> _EXERCISE_:
Find the number of lines below in which the word "color" appears, and write that number only.
= = = =
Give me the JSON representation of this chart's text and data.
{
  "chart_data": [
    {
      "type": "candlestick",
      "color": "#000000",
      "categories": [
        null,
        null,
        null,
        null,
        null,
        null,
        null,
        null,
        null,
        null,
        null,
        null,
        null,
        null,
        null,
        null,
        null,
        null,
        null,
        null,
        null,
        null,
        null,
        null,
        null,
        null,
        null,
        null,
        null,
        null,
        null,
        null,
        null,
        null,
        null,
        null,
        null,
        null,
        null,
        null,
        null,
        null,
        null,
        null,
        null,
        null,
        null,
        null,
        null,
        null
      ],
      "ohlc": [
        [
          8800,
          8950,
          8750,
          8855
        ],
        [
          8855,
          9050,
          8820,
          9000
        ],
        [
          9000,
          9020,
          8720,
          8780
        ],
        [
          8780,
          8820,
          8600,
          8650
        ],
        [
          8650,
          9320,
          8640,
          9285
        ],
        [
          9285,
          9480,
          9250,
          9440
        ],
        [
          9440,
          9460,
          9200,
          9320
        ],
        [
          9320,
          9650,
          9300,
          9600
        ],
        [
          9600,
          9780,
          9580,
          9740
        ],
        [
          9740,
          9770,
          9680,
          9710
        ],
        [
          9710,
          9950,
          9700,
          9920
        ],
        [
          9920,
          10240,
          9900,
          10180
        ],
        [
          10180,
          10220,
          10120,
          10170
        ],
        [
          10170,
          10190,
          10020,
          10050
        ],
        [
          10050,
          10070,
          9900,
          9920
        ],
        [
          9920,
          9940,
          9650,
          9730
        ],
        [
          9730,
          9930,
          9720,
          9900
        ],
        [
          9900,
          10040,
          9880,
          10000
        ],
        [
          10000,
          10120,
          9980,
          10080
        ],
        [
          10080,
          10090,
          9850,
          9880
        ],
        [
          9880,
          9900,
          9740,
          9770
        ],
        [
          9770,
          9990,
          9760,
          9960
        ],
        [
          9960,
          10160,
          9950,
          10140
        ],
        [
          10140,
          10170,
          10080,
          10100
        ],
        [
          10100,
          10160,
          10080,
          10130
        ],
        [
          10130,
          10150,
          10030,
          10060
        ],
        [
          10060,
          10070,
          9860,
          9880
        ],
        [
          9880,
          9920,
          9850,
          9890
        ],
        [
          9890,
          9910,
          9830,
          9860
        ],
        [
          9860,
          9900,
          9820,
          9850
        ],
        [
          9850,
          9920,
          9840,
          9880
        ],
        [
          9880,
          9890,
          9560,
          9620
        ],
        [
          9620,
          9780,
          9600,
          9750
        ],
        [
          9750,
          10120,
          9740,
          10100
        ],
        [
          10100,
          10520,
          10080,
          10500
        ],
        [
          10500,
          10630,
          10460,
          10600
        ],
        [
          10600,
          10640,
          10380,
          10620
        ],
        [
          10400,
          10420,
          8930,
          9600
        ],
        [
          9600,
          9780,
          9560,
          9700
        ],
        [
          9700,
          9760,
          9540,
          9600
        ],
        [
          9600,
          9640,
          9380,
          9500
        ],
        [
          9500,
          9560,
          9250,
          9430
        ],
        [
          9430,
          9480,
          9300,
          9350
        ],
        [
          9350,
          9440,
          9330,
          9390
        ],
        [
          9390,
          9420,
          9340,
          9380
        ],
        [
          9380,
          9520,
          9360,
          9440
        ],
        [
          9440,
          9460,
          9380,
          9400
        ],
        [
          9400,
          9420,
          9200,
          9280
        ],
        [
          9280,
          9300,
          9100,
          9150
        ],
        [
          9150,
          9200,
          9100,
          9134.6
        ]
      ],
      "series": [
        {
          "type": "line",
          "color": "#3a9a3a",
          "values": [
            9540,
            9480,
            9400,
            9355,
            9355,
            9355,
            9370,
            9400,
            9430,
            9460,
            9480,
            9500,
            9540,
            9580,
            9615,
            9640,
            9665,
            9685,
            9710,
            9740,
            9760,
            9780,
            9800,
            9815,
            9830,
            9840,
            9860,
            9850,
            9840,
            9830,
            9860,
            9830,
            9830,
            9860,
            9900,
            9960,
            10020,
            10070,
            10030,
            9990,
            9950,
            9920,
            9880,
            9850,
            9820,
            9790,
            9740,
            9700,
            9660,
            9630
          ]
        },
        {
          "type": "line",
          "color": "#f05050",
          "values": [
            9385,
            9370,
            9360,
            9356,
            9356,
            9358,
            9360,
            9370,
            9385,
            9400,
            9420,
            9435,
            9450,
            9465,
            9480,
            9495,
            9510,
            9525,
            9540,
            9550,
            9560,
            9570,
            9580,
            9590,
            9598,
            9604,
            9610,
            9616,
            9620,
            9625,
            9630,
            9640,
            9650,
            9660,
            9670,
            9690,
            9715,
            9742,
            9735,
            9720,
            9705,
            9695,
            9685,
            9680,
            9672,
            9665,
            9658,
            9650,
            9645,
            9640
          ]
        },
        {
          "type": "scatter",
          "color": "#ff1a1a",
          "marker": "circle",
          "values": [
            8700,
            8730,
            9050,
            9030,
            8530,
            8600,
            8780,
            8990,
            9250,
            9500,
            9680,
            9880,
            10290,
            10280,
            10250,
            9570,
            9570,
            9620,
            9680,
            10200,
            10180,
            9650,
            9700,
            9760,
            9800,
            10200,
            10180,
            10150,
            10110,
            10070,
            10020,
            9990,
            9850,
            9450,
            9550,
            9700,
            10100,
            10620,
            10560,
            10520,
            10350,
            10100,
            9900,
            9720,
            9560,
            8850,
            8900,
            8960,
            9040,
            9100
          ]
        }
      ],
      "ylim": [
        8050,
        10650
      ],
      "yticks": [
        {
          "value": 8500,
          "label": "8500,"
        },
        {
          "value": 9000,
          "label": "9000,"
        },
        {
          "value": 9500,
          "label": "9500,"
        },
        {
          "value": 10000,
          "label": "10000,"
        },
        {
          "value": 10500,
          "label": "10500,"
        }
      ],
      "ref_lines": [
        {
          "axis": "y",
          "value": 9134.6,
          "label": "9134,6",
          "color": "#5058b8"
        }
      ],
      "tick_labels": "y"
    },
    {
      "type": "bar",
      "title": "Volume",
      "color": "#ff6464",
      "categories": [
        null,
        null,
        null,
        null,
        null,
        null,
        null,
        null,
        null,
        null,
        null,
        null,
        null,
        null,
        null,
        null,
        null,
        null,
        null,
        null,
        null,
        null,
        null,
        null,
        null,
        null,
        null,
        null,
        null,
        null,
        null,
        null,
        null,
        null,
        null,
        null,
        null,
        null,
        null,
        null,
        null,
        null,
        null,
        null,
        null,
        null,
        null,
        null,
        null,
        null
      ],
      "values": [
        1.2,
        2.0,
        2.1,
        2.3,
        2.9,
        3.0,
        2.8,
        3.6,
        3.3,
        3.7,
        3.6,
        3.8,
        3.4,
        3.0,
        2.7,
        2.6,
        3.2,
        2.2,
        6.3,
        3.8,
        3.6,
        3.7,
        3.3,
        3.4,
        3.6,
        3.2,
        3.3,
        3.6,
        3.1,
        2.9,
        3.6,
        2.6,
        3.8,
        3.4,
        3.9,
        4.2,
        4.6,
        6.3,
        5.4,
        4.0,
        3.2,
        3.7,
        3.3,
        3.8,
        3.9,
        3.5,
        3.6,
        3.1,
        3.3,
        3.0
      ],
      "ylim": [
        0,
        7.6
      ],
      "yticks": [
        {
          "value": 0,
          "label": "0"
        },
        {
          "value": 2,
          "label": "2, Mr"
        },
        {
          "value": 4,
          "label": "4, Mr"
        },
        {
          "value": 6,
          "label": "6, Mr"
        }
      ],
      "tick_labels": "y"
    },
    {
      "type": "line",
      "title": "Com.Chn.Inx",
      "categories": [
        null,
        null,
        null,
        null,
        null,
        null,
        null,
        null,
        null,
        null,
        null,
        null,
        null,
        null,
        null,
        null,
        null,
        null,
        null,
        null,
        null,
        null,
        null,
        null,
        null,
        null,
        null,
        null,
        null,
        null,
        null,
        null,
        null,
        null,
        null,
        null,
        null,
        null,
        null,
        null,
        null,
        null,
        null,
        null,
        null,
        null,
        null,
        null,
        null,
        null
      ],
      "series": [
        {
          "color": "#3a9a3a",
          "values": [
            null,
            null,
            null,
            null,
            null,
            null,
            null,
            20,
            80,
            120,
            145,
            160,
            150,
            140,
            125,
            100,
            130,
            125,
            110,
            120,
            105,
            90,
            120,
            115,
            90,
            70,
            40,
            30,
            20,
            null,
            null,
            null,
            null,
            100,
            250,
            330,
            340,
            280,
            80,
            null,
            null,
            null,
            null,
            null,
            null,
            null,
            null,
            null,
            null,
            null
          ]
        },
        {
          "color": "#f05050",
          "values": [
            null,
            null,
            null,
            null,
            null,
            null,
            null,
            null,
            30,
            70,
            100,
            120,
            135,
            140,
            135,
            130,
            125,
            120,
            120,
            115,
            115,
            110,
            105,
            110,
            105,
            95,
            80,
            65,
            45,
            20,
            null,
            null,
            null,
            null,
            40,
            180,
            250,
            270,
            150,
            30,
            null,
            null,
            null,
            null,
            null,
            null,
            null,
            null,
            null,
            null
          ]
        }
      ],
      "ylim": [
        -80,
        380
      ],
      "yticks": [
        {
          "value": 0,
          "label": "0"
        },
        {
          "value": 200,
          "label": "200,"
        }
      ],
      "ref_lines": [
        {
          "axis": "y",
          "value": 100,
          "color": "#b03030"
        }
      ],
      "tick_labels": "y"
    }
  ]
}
= = = =
> _RESULT OF THIS EXERCISE_:
9